### Goal of the exercise
All lines holding the string "warn" are to be shown.

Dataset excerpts
------------------------
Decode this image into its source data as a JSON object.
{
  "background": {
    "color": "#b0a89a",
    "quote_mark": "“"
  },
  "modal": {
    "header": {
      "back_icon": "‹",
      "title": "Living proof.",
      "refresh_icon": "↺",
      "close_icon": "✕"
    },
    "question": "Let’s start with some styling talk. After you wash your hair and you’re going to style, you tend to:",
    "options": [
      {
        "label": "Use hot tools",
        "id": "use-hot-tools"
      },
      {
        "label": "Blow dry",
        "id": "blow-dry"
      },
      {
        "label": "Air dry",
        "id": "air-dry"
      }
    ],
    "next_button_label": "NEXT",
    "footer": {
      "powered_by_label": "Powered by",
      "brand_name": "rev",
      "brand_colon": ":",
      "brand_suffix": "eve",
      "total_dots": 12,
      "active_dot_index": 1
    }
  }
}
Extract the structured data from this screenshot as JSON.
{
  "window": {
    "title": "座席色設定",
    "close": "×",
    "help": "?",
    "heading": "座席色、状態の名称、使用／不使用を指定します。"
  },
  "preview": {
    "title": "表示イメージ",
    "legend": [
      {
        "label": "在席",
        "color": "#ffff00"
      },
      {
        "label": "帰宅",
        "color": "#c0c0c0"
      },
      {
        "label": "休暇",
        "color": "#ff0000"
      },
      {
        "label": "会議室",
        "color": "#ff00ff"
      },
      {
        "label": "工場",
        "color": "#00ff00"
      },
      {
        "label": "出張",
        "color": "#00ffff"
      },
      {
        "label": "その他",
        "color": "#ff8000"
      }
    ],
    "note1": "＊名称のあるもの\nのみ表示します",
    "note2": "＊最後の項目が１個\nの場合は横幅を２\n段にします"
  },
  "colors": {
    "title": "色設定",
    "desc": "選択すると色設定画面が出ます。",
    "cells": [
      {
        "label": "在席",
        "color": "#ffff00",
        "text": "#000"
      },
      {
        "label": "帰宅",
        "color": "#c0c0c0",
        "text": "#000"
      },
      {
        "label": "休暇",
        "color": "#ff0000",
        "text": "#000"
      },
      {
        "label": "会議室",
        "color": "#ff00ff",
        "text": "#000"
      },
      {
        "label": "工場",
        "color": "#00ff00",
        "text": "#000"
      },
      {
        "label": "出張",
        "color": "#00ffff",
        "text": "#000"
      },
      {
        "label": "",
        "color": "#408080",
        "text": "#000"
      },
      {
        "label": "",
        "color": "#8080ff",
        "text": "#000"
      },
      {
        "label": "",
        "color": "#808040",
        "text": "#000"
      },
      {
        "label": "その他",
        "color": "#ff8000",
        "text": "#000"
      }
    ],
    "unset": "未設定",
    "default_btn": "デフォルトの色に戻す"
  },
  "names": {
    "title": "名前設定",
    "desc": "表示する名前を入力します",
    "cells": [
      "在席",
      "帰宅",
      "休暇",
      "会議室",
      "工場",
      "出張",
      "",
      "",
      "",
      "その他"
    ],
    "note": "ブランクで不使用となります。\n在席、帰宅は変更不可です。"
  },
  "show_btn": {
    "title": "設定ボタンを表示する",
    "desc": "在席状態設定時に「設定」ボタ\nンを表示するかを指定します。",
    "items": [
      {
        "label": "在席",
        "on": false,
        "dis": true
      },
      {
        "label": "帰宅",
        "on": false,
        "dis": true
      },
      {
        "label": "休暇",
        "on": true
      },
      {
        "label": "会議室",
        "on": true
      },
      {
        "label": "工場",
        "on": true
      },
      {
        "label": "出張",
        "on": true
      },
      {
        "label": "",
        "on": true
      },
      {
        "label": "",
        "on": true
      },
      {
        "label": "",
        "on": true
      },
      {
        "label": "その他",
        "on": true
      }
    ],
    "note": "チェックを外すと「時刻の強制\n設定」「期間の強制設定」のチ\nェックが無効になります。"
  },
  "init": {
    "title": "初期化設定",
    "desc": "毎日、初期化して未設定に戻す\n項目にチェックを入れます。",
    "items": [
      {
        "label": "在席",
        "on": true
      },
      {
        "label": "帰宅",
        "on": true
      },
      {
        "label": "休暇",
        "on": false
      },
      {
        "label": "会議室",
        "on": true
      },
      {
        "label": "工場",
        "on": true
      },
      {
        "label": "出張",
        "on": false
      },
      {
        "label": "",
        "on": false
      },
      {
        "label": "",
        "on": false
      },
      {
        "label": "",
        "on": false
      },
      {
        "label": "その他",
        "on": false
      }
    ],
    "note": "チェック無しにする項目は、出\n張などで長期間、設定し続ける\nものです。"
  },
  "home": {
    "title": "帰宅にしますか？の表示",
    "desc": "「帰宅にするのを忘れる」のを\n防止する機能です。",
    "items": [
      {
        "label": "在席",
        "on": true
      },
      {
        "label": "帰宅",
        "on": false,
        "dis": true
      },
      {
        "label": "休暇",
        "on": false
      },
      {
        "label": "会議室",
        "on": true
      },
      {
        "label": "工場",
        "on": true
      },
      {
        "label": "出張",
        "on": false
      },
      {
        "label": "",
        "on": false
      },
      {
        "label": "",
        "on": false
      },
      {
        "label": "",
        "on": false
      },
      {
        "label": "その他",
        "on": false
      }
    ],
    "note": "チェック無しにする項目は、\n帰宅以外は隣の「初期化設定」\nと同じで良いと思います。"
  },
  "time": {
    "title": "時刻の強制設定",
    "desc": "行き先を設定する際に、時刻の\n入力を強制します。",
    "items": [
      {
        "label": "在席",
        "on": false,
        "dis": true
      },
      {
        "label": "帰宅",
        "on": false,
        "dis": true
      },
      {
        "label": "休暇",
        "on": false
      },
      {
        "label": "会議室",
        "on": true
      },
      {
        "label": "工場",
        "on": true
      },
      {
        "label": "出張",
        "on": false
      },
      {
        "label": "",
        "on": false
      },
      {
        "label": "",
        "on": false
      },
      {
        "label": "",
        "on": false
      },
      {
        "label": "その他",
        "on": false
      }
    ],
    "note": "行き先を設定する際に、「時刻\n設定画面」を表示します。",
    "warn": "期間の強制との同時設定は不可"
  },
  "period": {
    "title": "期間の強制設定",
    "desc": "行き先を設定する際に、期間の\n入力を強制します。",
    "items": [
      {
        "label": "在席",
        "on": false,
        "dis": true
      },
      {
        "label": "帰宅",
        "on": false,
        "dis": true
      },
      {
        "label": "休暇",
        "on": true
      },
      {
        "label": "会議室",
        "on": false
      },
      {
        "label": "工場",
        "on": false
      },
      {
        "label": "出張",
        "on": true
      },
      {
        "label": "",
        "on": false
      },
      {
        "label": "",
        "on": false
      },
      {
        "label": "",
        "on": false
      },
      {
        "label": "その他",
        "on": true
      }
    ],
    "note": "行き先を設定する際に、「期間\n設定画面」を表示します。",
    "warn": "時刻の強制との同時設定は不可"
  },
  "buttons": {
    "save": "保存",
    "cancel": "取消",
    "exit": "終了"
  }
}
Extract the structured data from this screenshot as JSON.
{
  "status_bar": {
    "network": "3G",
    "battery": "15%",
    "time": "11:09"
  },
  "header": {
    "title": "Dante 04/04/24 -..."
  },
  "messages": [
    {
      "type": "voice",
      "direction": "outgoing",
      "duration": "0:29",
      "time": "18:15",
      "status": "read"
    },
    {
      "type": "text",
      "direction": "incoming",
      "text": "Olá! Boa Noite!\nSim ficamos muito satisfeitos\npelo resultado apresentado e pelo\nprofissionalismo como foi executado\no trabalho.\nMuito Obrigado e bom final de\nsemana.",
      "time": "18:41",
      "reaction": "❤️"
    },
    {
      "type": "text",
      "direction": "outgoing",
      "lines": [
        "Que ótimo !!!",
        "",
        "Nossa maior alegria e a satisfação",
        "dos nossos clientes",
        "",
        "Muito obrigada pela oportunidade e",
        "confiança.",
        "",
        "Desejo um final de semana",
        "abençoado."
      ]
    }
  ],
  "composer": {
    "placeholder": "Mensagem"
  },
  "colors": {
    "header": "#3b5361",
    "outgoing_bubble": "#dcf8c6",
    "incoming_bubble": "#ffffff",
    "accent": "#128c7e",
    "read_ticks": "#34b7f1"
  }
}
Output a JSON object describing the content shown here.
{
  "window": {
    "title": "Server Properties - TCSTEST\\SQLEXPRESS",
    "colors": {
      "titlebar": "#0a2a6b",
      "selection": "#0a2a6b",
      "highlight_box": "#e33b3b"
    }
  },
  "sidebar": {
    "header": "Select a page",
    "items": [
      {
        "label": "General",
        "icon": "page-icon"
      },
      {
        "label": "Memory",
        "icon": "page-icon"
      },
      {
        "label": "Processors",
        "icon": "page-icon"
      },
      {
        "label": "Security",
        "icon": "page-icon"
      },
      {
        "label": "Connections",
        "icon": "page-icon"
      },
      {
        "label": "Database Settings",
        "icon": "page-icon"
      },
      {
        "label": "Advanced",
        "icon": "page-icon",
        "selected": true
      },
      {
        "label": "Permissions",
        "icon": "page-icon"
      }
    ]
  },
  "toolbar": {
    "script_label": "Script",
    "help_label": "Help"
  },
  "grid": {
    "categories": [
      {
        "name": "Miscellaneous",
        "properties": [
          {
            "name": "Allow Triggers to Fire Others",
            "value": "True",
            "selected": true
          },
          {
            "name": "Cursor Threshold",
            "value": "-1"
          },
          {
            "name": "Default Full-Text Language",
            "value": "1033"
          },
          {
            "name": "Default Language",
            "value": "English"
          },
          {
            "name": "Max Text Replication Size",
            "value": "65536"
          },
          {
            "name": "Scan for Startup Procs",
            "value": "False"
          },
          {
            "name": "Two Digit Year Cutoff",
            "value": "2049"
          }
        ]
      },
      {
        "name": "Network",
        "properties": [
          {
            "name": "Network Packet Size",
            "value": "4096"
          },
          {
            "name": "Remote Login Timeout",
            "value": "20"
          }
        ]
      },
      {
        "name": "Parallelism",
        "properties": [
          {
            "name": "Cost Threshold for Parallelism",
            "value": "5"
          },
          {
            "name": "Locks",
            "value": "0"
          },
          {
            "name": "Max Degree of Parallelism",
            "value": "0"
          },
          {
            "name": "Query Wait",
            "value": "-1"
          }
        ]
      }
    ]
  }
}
------------------------
### The solution
    "warn": "期間の強制との同時設定は不可"
    "warn": "時刻の強制との同時設定は不可"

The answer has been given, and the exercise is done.